- **EXERCISE AIM**:
Could you carry forward the article on the 2017 tau Herculids recorded by CAMS, starting after its last line?
### TEXT EXCERPT
Tau Herculids activity in 2017 recorded by CAMS


By Carl Johannink, Jaap van ’t Leven, Koen Miskotte



During routine CAMS observations in the night of May 30/31 CAMS BeNeLux collected five meteors in just over an hour, which are associated with comet 73P/Schwassmann-Wachmann. These five meteors appeared from a very narrow radiant, near RA=210 degrees  and DE=29 degrees, geocentric velocity (Vg) ~12 km/s,  with very similar orbits.

Further searches on the nights around this peak showed another twelve candidates.

The first five meteors very likely belong to the 1941-dusttrail of this comet, that was predicted to produce meteors with a geocentric velocity of 12.4 km/s, radiating from RA=212.6 degrees and DE=29.7 degrees, on May 31,136 this year [1]. A short summary of historical visual observations is also given.



The observations

While processing all the data obtained during this night we immediately noticed five meteors with virtually identical radiantpositions, geocentrical speed and orbital elements. Each single one of these meteors appeared within the space of little over an hour, to be precise between 23:39 UT and 00:45 UT (Table 1). Almost instantly the comet 73P/Schwassmann-Wachmann emerged as being the possible source, according to predictions about the year 2017 possibly showing meteor activity, considering the comet has an orbital period of 5 years. In this case the passage of this comet in 1941 could be considered to be the source of the meteors observed. [1]

What was striking was that the radiantposition of aforementioned meteors originating from the passage of this comet perfectly coincide with the predicted radiantposition on RA=212.6 degrees and DE=29.7 degrees, as shown in Figure 1.

The question arose if, around this date, more orbits could be linked to this comet. Hence the decision to look for a possible match between the orbit of the comet 73P/Schwassmann-Wachmann, and the 1627 orbits that we could record with CAMS in the month of May 2017, as well as the 380 orbits recorded up to and including June 10 2017. For the comparison of all the orbits recorded with respect to similarities with the comet’s orbit, the Drummond criterium was implemented [2]. In 2017 the orbital elements of 73P/Schwassmann-Wachmann are as follows: [3]

Orbital elements valid for 2017-03-28,0 TT = JDT 2457840,5 (based on 1040 observations between 28 November 2010 and 2 June 2017):

perihelion date2017-03-16,84173TT
argument of perihelion ω (°)199,38777
ascending node Ω (°)69,66219
inclination i (°)11,23692
eccentricity e0,6855140
perihelion distance q (AU)0,9721785


After that meteors observed in the period of 20 May up to and including 10 June  were selected, answering to the Drummond criterium of Dd < = 0.06.

Table 1 shows these meteors with corresponding points of time and the stations that recorded them. The numbers in red concern the TAHs belonging to the dust from 1941.


Table 1. Overview of the stations having recorded the tau Herculids with corresponding points of time and the D-criterium value (in red the five tau Herculids belonging to the dusttrail of 1941).
######
### GIVEN RECORDS
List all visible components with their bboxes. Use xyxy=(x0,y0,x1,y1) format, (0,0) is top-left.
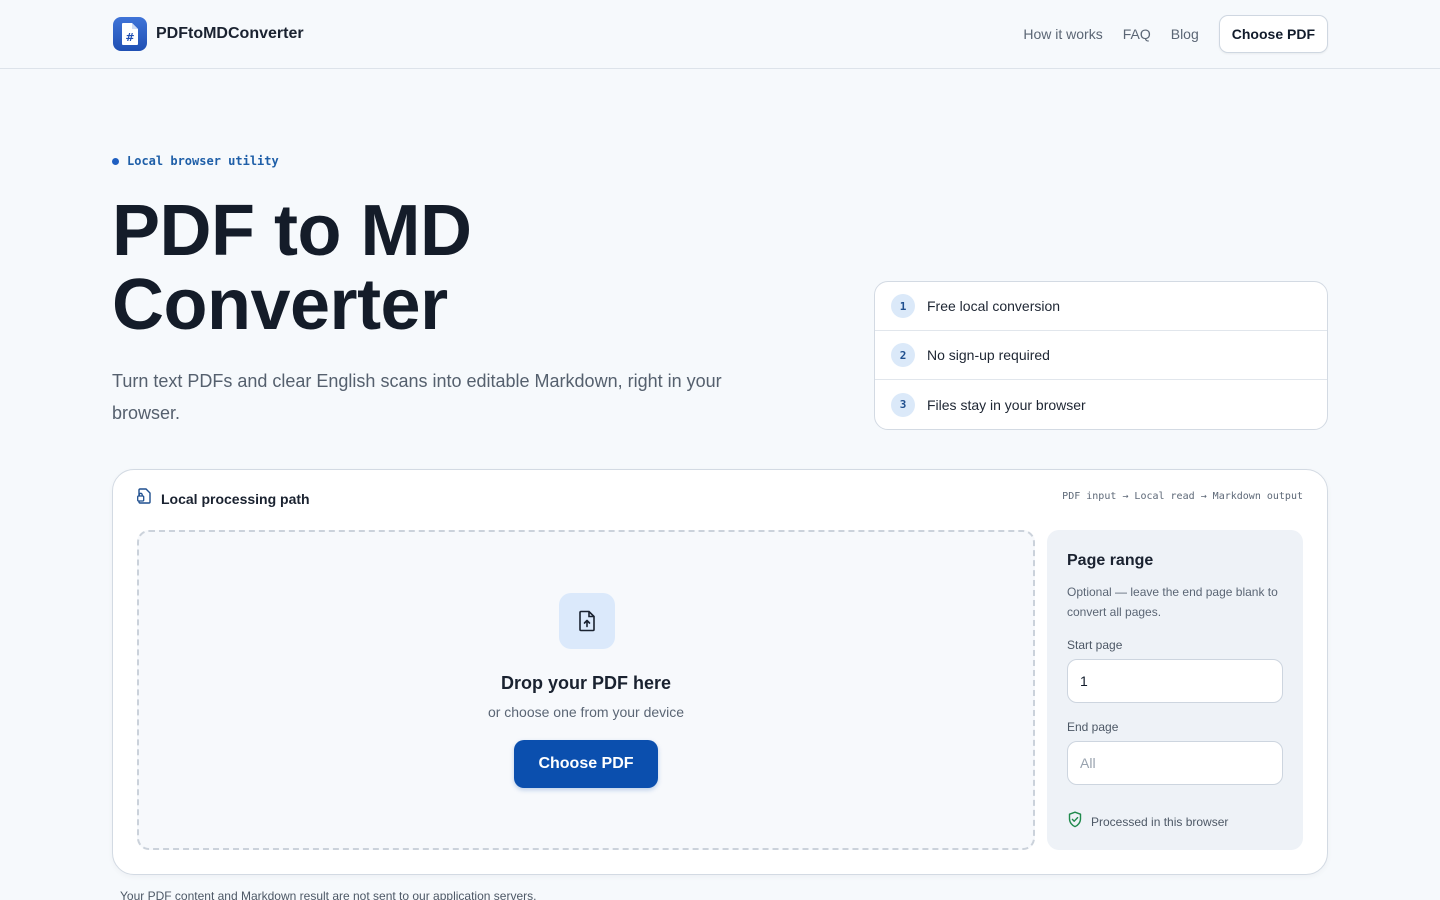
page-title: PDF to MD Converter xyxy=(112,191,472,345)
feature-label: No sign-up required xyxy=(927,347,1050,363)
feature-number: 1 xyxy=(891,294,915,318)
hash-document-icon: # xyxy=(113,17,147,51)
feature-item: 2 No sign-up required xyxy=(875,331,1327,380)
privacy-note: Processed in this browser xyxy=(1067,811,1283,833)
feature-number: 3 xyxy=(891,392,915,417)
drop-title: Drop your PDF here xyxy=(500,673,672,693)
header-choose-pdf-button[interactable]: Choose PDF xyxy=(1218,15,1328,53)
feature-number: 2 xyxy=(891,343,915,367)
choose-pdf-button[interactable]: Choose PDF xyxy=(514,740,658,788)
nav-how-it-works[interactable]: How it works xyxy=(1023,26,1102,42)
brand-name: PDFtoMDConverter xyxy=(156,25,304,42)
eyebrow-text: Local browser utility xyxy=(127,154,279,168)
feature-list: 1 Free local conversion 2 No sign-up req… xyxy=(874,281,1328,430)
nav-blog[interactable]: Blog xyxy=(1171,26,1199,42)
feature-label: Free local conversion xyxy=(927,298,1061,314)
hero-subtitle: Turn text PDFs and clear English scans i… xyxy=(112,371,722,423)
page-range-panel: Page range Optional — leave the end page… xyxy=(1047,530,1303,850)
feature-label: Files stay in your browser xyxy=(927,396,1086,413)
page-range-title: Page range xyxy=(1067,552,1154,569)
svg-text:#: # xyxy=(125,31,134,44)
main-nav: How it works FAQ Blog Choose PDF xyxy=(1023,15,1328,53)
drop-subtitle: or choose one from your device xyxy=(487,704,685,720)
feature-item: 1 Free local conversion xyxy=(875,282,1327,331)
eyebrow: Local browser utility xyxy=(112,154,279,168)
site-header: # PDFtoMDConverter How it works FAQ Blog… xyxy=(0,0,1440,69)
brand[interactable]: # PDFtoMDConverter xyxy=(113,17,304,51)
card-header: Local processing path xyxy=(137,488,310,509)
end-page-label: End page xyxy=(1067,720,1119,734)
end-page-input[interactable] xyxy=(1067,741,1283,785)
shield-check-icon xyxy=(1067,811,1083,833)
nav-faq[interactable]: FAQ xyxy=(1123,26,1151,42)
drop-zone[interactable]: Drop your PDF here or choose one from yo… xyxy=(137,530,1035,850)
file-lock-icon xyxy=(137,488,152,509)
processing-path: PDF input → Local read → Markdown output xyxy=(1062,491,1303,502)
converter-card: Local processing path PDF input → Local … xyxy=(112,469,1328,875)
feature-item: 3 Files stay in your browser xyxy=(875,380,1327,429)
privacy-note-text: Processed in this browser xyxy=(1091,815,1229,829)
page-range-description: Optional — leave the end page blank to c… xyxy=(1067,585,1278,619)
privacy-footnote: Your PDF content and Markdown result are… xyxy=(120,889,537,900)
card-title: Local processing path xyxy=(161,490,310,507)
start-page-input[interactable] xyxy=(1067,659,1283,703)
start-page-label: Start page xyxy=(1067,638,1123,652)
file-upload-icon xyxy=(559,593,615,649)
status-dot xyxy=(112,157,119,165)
######
- **TASK OUTPUT**:
 Figure 1 shows the radiant of these meteors (shown as dots). Also presented, the predicted radiant positions of years in which TAH activity could be expected, as well as years in which it was recorded according to Lüthen, Arlt and Jäger. [1]

Figure 1. Plot of the radiants of the 5 tau Herculides (TAH) of the 1941 dusttrail, the remaining tau Herculids, and the predicted radiant of the years with significant meteor activity.


The concentration of the five tau Herculids originating from the 1941 dusttrail and their proximity to the theoretical radiant predicted by Lüthen, Arlt, and Jäger [1] is significant. The fact that the comet has had several close passages to Jupiter in the past explains the rather wide spread of radiant positons in the seperate years included in the plot. Besides that, the radiant is situated near the antapex in Hercules, by way of which small changes in the orbit result directly in bigger changes in radiantpositon.

The similarities between the five tau Herculids of the 1941 dusttrail are represented in Table 2, including the minimum, maximum, mean and median value for several orbital elements.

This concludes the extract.